→ **Exercise directions**
Locate every line that holds the string "CLINTON" and copy it.

→ **Record excerpts**
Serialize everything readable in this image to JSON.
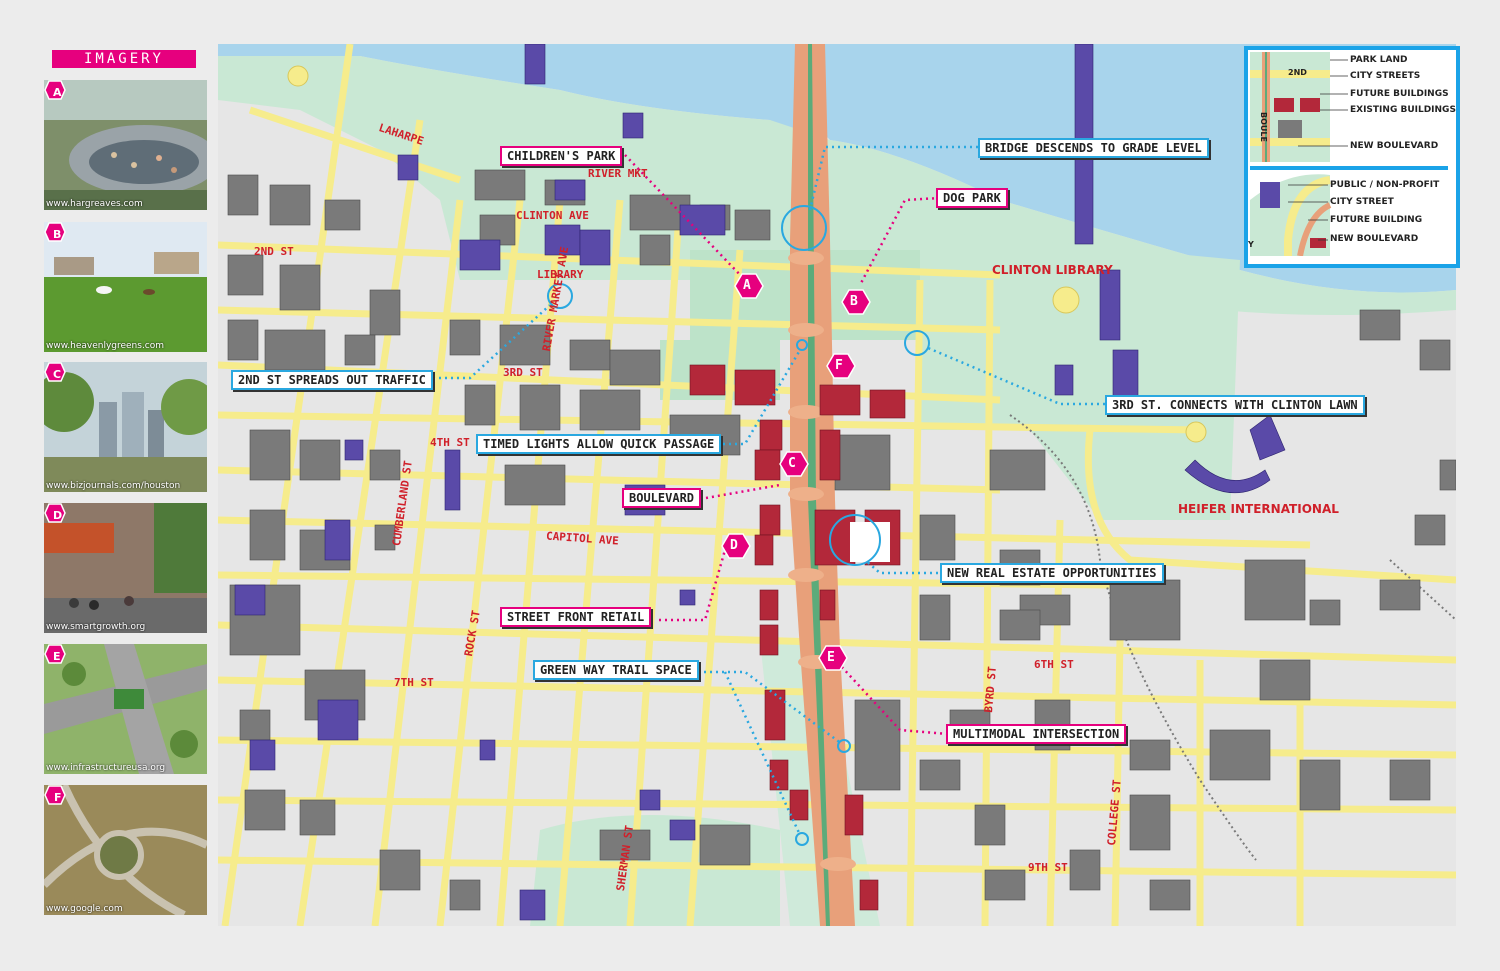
{
  "sidebar": {
    "title": "IMAGERY",
    "thumbnails": [
      {
        "letter": "A",
        "credit": "www.hargreaves.com"
      },
      {
        "letter": "B",
        "credit": "www.heavenlygreens.com"
      },
      {
        "letter": "C",
        "credit": "www.bizjournals.com/houston"
      },
      {
        "letter": "D",
        "credit": "www.smartgrowth.org"
      },
      {
        "letter": "E",
        "credit": "www.infrastructureusa.org"
      },
      {
        "letter": "F",
        "credit": "www.google.com"
      }
    ]
  },
  "map": {
    "street_labels": {
      "laharpe": "LAHARPE",
      "river_mkt": "RIVER MKT",
      "clinton_ave": "CLINTON AVE",
      "second_st": "2ND ST",
      "library": "LIBRARY",
      "third_st": "3RD ST",
      "river_market_ave": "RIVER MARKET AVE",
      "fourth_st": "4TH ST",
      "cumberland_st": "CUMBERLAND ST",
      "capitol_ave": "CAPITOL AVE",
      "rock_st": "ROCK ST",
      "seventh_st": "7TH ST",
      "sherman_st": "SHERMAN ST",
      "byrd_st": "BYRD ST",
      "sixth_st": "6TH ST",
      "college_st": "COLLEGE ST",
      "ninth_st": "9TH ST",
      "clinton_library": "CLINTON LIBRARY",
      "heifer_international": "HEIFER INTERNATIONAL"
    },
    "markers": [
      "A",
      "B",
      "C",
      "D",
      "E",
      "F"
    ],
    "callouts": {
      "childrens_park": "CHILDREN'S PARK",
      "bridge_descends": "BRIDGE DESCENDS TO GRADE LEVEL",
      "dog_park": "DOG PARK",
      "second_st_spreads": "2ND ST SPREADS OUT TRAFFIC",
      "third_st_connects": "3RD ST. CONNECTS WITH CLINTON LAWN",
      "timed_lights": "TIMED LIGHTS ALLOW QUICK PASSAGE",
      "boulevard": "BOULEVARD",
      "new_real_estate": "NEW REAL ESTATE OPPORTUNITIES",
      "street_front_retail": "STREET FRONT RETAIL",
      "green_way_trail": "GREEN WAY TRAIL SPACE",
      "multimodal_intersection": "MULTIMODAL INTERSECTION"
    }
  },
  "legend": {
    "top": {
      "street": "2ND",
      "side_label": "BOULE",
      "items": [
        "PARK LAND",
        "CITY STREETS",
        "FUTURE BUILDINGS",
        "EXISTING BUILDINGS",
        "NEW BOULEVARD"
      ]
    },
    "bottom": {
      "side_label": "Y",
      "items": [
        "PUBLIC / NON-PROFIT",
        "CITY STREET",
        "FUTURE BUILDING",
        "NEW BOULEVARD"
      ]
    }
  },
  "colors": {
    "water": "#a8d4ec",
    "park": "#c9e8d4",
    "street": "#f6ec8c",
    "existing_building": "#7a7a7a",
    "future_building": "#b3283a",
    "public_building": "#5a4aa8",
    "boulevard": "#e8a07a",
    "accent_pink": "#e6007e",
    "accent_blue": "#2aa8e0"
  }
}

→ **Answer to this problem**
      "clinton_ave": "CLINTON AVE",
      "clinton_library": "CLINTON LIBRARY",
      "third_st_connects": "3RD ST. CONNECTS WITH CLINTON LAWN",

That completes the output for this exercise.